[Stated task] Without the pictures, return all of the material exactly as written.

[Data]

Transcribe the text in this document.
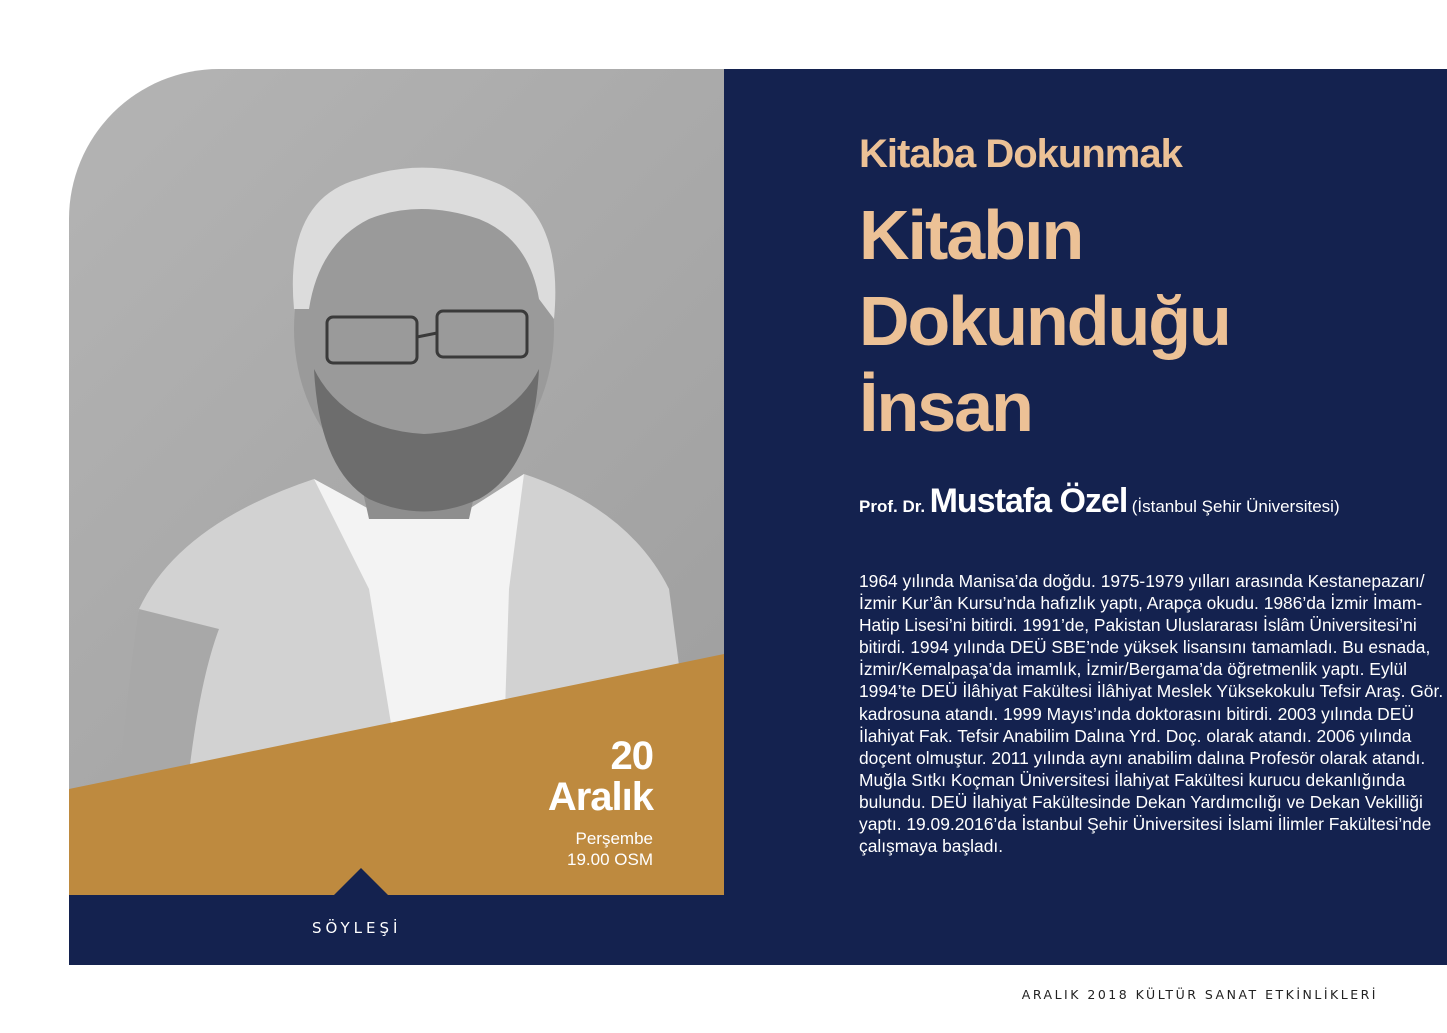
20
Aralık
Perşembe
19.00 OSM
SÖYLEŞİ
Kitaba Dokunmak
Kitabın Dokunduğu İnsan
Prof. Dr. Mustafa Özel (İstanbul Şehir Üniversitesi)
1964 yılında Manisa’da doğdu. 1975-1979 yılları arasında Kestanepazarı/İzmir Kur’ân Kursu’nda hafızlık yaptı, Arapça okudu. 1986’da İzmir İmam-Hatip Lisesi’ni bitirdi. 1991’de, Pakistan Uluslararası İslâm Üniversitesi’ni bitirdi. 1994 yılında DEÜ SBE’nde yüksek lisansını tamamladı. Bu esnada, İzmir/Kemalpaşa’da imamlık, İzmir/Bergama’da öğretmenlik yaptı. Eylül 1994’te DEÜ İlâhiyat Fakültesi İlâhiyat Meslek Yüksekokulu Tefsir Araş. Gör. kadrosuna atandı. 1999 Mayıs’ında doktorasını bitirdi. 2003 yılında DEÜ İlahiyat Fak. Tefsir Anabilim Dalına Yrd. Doç. olarak atandı. 2006 yılında doçent olmuştur. 2011 yılında aynı anabilim dalına Profesör olarak atandı. Muğla Sıtkı Koçman Üniversitesi İlahiyat Fakültesi kurucu dekanlığında bulundu. DEÜ İlahiyat Fakültesinde Dekan Yardımcılığı ve Dekan Vekilliği yaptı. 19.09.2016’da İstanbul Şehir Üniversitesi İslami İlimler Fakültesi’nde çalışmaya başladı.
ARALIK 2018 KÜLTÜR SANAT ETKİNLİKLERİ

[Reply to the task]
Transcribe the text in this document.
20
Aralık
Perşembe
19.00 OSM
SÖYLEŞİ
Kitaba Dokunmak
Kitabın Dokunduğu İnsan
Prof. Dr. Mustafa Özel (İstanbul Şehir Üniversitesi)
1964 yılında Manisa’da doğdu. 1975-1979 yılları arasında Kestanepazarı/İzmir Kur’ân Kursu’nda hafızlık yaptı, Arapça okudu. 1986’da İzmir İmam-Hatip Lisesi’ni bitirdi. 1991’de, Pakistan Uluslararası İslâm Üniversitesi’ni bitirdi. 1994 yılında DEÜ SBE’nde yüksek lisansını tamamladı. Bu esnada, İzmir/Kemalpaşa’da imamlık, İzmir/Bergama’da öğretmenlik yaptı. Eylül 1994’te DEÜ İlâhiyat Fakültesi İlâhiyat Meslek Yüksekokulu Tefsir Araş. Gör. kadrosuna atandı. 1999 Mayıs’ında doktorasını bitirdi. 2003 yılında DEÜ İlahiyat Fak. Tefsir Anabilim Dalına Yrd. Doç. olarak atandı. 2006 yılında doçent olmuştur. 2011 yılında aynı anabilim dalına Profesör olarak atandı. Muğla Sıtkı Koçman Üniversitesi İlahiyat Fakültesi kurucu dekanlığında bulundu. DEÜ İlahiyat Fakültesinde Dekan Yardımcılığı ve Dekan Vekilliği yaptı. 19.09.2016’da İstanbul Şehir Üniversitesi İslami İlimler Fakültesi’nde çalışmaya başladı.
ARALIK 2018 KÜLTÜR SANAT ETKİNLİKLERİ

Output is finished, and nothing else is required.